EXERCISE DESCRIPTION
Quote the lines of the data below verbatim, beginning at the line that contains "Extract all readable text from this page." and ending at the last line, both included, and excluding pictures.

TASK INPUT
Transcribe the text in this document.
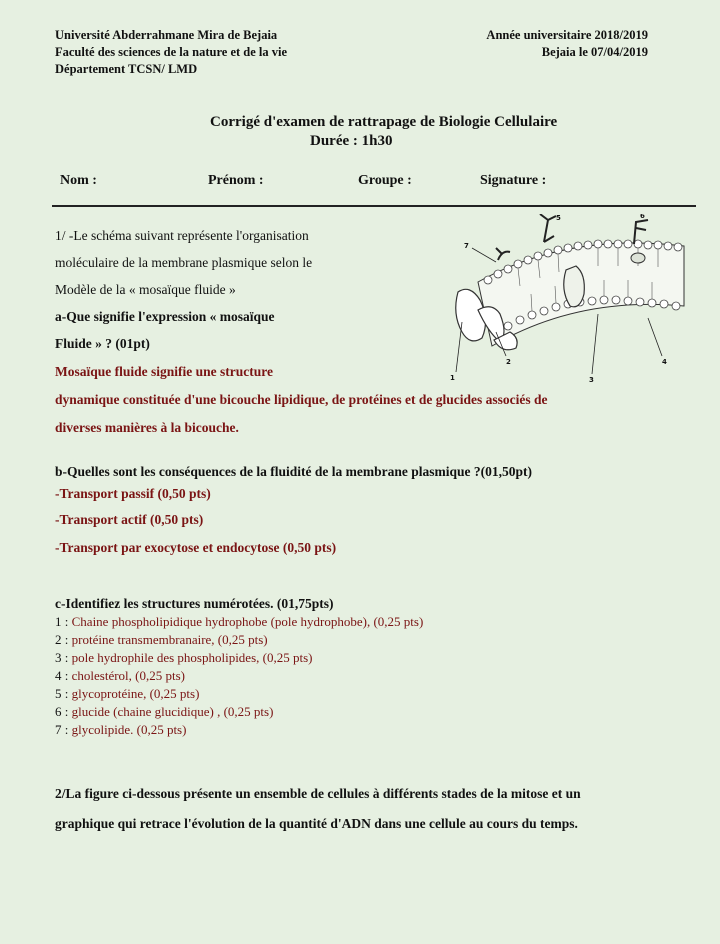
Université Abderrahmane Mira de Bejaia
Faculté des sciences de la nature et de la vie
Département TCSN/ LMD
Année universitaire 2018/2019
Bejaia le 07/04/2019
Corrigé d'examen de rattrapage de Biologie Cellulaire
Durée : 1h30
Nom :	Prénom :	Groupe :	Signature :
1/ -Le schéma suivant représente l'organisation
moléculaire de la membrane plasmique selon le
Modèle de la « mosaïque fluide »
a-Que signifie l'expression « mosaïque
Fluide » ? (01pt)
Mosaïque fluide signifie une structure
dynamique constituée d'une bicouche lipidique, de protéines et de glucides associés de
diverses manières à la bicouche.
1
2
3
4
5	6
7
b-Quelles sont les conséquences de la fluidité de la membrane plasmique ?(01,50pt)
-Transport passif (0,50 pts)
-Transport actif (0,50 pts)
-Transport par exocytose et endocytose (0,50 pts)
c-Identifiez les structures numérotées. (01,75pts)
1 : Chaine phospholipidique hydrophobe (pole hydrophobe), (0,25 pts)
2 : protéine transmembranaire, (0,25 pts)
3 : pole hydrophile des phospholipides, (0,25 pts)
4 : cholestérol, (0,25 pts)
5 : glycoprotéine, (0,25 pts)
6 : glucide (chaine glucidique) , (0,25 pts)
7 : glycolipide. (0,25 pts)
2/La figure ci-dessous présente un ensemble de cellules à différents stades de la mitose et un
graphique qui retrace l'évolution de la quantité d'ADN dans une cellule au cours du temps.
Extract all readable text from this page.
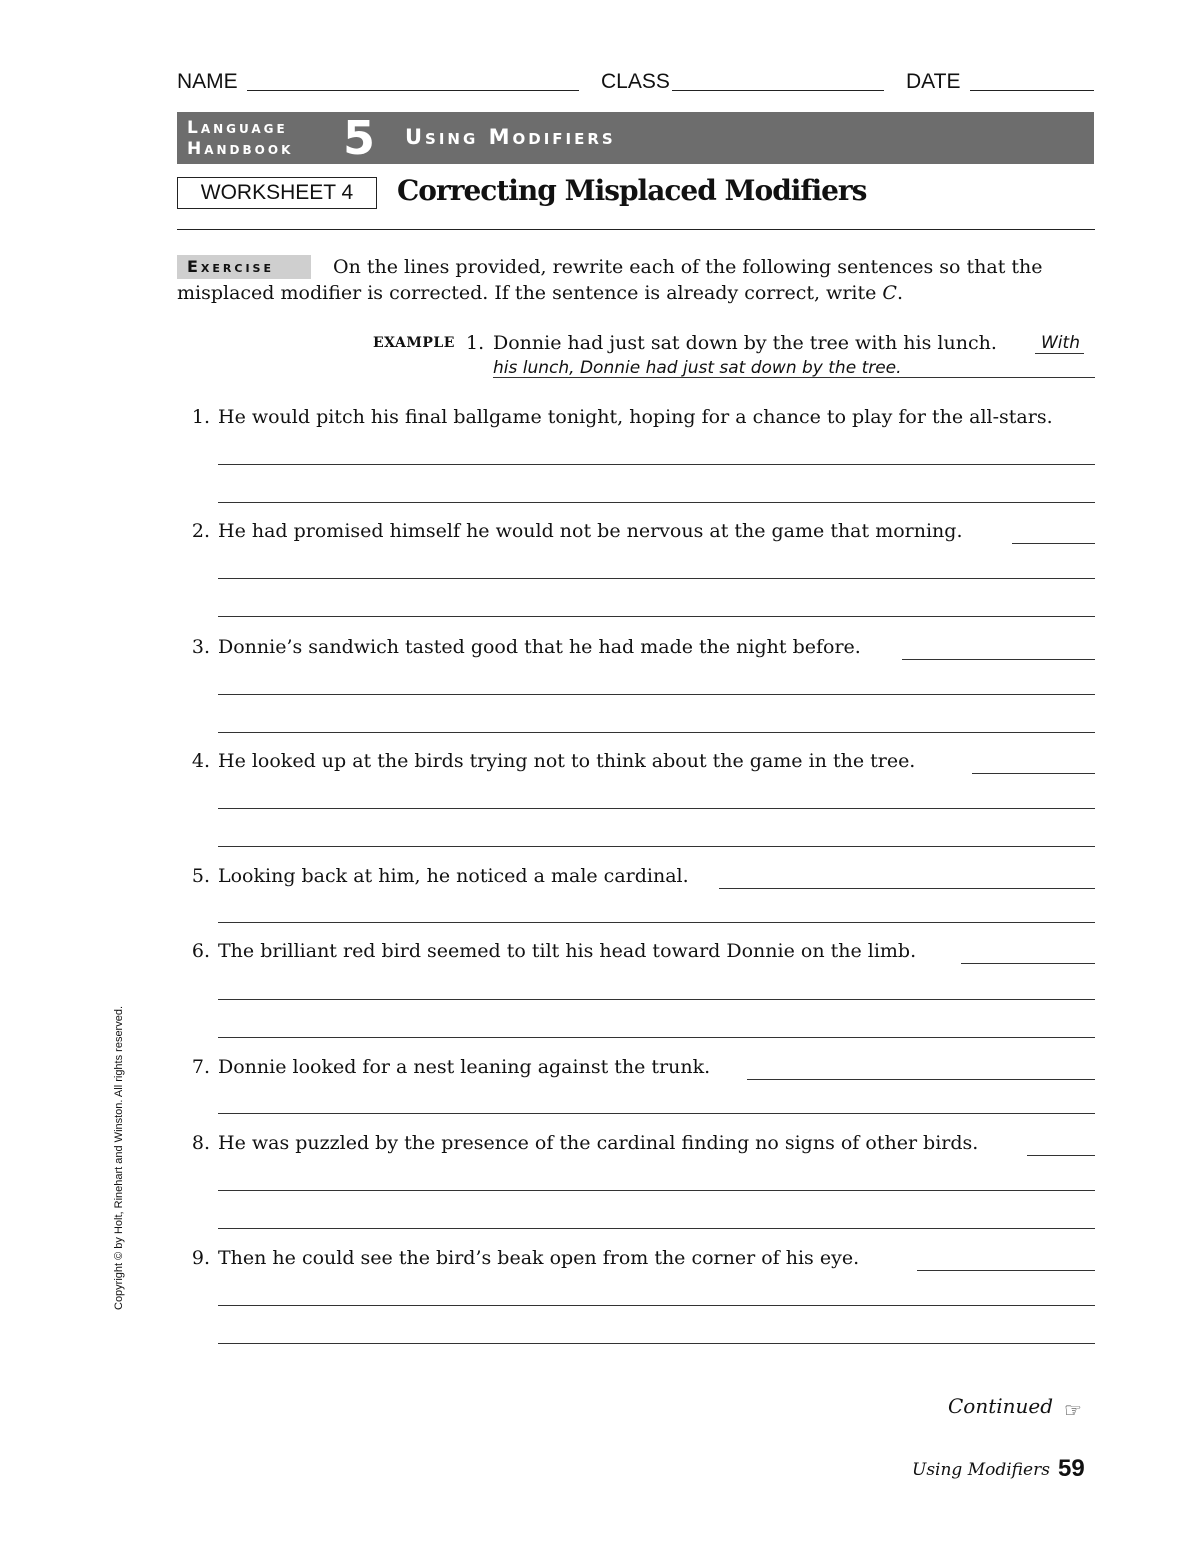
NAME	CLASS	DATE
Language
Handbook 5 Using Modifiers
WORKSHEET 4	Correcting Misplaced Modifiers
Exercise	On the lines provided, rewrite each of the following sentences so that the
misplaced modifier is corrected. If the sentence is already correct, write C.
EXAMPLE 1. Donnie had just sat down by the tree with his lunch.	With
his lunch, Donnie had just sat down by the tree.
1. He would pitch his final ballgame tonight, hoping for a chance to play for the all-stars.
2. He had promised himself he would not be nervous at the game that morning.
3. Donnie’s sandwich tasted good that he had made the night before.
4. He looked up at the birds trying not to think about the game in the tree.
5. Looking back at him, he noticed a male cardinal.
6. The brilliant red bird seemed to tilt his head toward Donnie on the limb.
7. Donnie looked for a nest leaning against the trunk.
8. He was puzzled by the presence of the cardinal finding no signs of other birds.
9. Then he could see the bird’s beak open from the corner of his eye.
Copyright © by Holt, Rinehart and Winston. All rights reserved.
Continued ☞
Using Modifiers 59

TASK ANSWER
Extract all readable text from this page.
NAME	CLASS	DATE
Language
Handbook 5 Using Modifiers
WORKSHEET 4	Correcting Misplaced Modifiers
Exercise	On the lines provided, rewrite each of the following sentences so that the
misplaced modifier is corrected. If the sentence is already correct, write C.
EXAMPLE 1. Donnie had just sat down by the tree with his lunch.	With
his lunch, Donnie had just sat down by the tree.
1. He would pitch his final ballgame tonight, hoping for a chance to play for the all-stars.
2. He had promised himself he would not be nervous at the game that morning.
3. Donnie’s sandwich tasted good that he had made the night before.
4. He looked up at the birds trying not to think about the game in the tree.
5. Looking back at him, he noticed a male cardinal.
6. The brilliant red bird seemed to tilt his head toward Donnie on the limb.
7. Donnie looked for a nest leaning against the trunk.
8. He was puzzled by the presence of the cardinal finding no signs of other birds.
9. Then he could see the bird’s beak open from the corner of his eye.
Copyright © by Holt, Rinehart and Winston. All rights reserved.
Continued ☞
Using Modifiers 59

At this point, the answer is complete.